=== Aim ===
Copy each line in the data that includes the word "Sessional".

— start Supplied records —

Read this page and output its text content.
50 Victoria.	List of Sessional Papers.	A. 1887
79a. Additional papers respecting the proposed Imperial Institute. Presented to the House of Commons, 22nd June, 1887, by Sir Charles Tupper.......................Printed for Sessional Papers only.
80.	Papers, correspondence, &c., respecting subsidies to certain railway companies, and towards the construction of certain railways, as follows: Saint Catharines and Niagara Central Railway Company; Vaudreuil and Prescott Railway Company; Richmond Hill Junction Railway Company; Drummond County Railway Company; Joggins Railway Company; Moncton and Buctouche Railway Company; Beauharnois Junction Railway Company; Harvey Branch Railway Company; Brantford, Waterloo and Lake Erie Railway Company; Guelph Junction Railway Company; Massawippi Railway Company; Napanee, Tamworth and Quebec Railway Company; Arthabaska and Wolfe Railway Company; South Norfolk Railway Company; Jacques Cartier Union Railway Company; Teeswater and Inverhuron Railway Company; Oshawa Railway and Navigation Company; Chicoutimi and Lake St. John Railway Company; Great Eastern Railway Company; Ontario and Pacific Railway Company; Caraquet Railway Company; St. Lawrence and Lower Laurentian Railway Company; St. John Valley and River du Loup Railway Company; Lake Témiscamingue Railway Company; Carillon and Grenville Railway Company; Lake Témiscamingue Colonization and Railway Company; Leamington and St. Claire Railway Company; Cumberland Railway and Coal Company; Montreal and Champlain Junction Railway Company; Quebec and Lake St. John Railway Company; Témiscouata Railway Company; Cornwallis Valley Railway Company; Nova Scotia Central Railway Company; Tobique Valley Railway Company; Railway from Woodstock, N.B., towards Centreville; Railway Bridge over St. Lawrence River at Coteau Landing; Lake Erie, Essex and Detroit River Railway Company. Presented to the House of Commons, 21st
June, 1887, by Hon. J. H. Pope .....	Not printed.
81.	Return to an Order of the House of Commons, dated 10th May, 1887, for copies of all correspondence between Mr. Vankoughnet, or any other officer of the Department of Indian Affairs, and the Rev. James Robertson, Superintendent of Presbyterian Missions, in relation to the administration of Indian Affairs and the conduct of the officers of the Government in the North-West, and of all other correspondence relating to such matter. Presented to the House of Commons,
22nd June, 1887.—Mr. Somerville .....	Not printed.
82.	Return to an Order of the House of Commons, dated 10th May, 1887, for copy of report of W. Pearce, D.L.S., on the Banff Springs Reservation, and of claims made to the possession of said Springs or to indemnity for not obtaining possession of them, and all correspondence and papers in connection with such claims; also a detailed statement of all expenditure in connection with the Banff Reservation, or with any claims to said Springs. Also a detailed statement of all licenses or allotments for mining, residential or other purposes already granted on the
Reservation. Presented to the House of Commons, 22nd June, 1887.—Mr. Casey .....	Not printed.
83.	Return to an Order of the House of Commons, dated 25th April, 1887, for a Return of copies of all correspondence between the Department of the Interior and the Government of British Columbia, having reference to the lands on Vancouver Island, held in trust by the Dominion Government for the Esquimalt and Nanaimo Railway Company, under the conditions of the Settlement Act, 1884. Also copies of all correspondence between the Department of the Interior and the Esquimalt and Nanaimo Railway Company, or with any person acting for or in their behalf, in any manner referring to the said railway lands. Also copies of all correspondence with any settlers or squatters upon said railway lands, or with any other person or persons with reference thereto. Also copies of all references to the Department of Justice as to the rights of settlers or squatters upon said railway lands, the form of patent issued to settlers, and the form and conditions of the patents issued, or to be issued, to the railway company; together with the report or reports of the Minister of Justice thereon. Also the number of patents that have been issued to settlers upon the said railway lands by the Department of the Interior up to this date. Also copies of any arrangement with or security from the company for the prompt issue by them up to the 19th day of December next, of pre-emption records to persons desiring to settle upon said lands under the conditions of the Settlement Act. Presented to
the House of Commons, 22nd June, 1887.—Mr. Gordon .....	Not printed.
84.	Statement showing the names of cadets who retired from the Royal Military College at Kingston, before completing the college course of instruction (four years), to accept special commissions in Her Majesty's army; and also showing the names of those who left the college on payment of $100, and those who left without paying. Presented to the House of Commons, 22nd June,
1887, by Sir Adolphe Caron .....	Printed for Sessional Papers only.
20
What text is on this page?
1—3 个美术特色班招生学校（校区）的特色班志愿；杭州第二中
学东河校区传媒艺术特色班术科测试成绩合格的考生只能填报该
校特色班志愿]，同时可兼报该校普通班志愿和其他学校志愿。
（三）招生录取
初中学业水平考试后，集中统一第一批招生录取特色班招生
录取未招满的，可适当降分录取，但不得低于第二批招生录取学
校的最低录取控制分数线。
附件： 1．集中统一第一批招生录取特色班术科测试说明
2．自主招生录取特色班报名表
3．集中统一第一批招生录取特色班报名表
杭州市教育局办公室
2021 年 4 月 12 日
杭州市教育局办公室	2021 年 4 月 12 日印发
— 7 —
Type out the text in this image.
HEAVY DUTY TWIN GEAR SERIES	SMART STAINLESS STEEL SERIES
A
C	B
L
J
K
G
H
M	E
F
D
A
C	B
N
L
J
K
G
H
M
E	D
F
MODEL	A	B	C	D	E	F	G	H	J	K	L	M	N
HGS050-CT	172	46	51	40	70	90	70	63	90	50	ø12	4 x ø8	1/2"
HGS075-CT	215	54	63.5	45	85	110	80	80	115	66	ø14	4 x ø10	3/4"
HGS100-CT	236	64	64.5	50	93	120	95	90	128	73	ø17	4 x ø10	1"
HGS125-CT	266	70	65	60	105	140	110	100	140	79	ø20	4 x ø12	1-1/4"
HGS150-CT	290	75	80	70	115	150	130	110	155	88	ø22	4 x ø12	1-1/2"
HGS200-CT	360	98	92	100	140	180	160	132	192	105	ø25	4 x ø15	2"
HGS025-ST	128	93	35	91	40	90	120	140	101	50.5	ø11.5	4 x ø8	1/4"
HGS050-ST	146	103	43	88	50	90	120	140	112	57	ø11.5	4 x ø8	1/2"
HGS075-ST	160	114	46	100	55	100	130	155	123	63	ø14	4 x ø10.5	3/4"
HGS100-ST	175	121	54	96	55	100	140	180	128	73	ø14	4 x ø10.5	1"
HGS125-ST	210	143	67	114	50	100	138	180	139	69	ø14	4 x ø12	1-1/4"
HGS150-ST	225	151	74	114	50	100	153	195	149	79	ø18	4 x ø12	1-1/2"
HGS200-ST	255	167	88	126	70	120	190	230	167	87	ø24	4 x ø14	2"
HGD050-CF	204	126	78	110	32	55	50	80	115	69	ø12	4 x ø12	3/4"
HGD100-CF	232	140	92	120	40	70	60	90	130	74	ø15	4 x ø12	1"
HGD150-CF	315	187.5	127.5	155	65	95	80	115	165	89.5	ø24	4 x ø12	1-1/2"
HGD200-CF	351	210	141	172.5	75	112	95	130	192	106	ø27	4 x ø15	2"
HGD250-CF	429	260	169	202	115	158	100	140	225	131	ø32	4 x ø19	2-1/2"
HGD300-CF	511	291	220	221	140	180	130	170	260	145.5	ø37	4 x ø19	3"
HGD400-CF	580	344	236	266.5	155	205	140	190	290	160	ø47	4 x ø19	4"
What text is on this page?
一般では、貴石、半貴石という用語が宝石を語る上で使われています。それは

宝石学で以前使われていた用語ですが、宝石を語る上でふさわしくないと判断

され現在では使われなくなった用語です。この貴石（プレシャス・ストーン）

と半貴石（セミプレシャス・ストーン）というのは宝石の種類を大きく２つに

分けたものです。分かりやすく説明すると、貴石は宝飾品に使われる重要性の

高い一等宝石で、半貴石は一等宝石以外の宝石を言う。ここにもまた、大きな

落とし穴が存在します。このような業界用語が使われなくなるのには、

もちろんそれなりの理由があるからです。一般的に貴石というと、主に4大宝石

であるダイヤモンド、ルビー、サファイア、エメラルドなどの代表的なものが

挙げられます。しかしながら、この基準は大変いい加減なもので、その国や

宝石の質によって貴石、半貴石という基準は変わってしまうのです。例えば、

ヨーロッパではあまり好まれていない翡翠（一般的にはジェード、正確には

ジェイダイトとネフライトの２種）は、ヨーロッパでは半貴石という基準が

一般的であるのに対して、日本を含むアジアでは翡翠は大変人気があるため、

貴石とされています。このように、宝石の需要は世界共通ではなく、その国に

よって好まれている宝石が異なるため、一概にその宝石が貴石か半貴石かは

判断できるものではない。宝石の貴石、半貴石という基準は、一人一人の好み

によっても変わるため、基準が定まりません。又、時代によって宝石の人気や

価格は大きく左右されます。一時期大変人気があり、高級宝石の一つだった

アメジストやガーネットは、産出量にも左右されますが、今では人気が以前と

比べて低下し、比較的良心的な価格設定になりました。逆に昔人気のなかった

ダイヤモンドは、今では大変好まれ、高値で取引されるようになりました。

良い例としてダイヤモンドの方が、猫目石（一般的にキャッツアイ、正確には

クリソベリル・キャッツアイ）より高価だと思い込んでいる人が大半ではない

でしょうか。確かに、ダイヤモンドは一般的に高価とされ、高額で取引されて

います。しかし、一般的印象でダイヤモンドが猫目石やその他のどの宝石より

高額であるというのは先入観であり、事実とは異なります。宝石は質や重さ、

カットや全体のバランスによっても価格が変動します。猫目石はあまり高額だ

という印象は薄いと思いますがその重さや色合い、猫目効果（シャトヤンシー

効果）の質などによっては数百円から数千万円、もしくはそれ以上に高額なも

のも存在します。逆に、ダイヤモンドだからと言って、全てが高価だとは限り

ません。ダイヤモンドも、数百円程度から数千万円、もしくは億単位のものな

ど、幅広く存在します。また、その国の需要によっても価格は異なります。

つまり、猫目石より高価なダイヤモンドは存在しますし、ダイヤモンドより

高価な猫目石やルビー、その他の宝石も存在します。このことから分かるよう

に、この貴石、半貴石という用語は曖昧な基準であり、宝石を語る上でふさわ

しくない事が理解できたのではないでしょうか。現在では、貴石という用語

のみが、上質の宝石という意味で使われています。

— end Supplied records —

=== Expected answer ===
50 Victoria.	List of Sessional Papers.	A. 1887
79a. Additional papers respecting the proposed Imperial Institute. Presented to the House of Commons, 22nd June, 1887, by Sir Charles Tupper.......................Printed for Sessional Papers only.
1887, by Sir Adolphe Caron .....	Printed for Sessional Papers only.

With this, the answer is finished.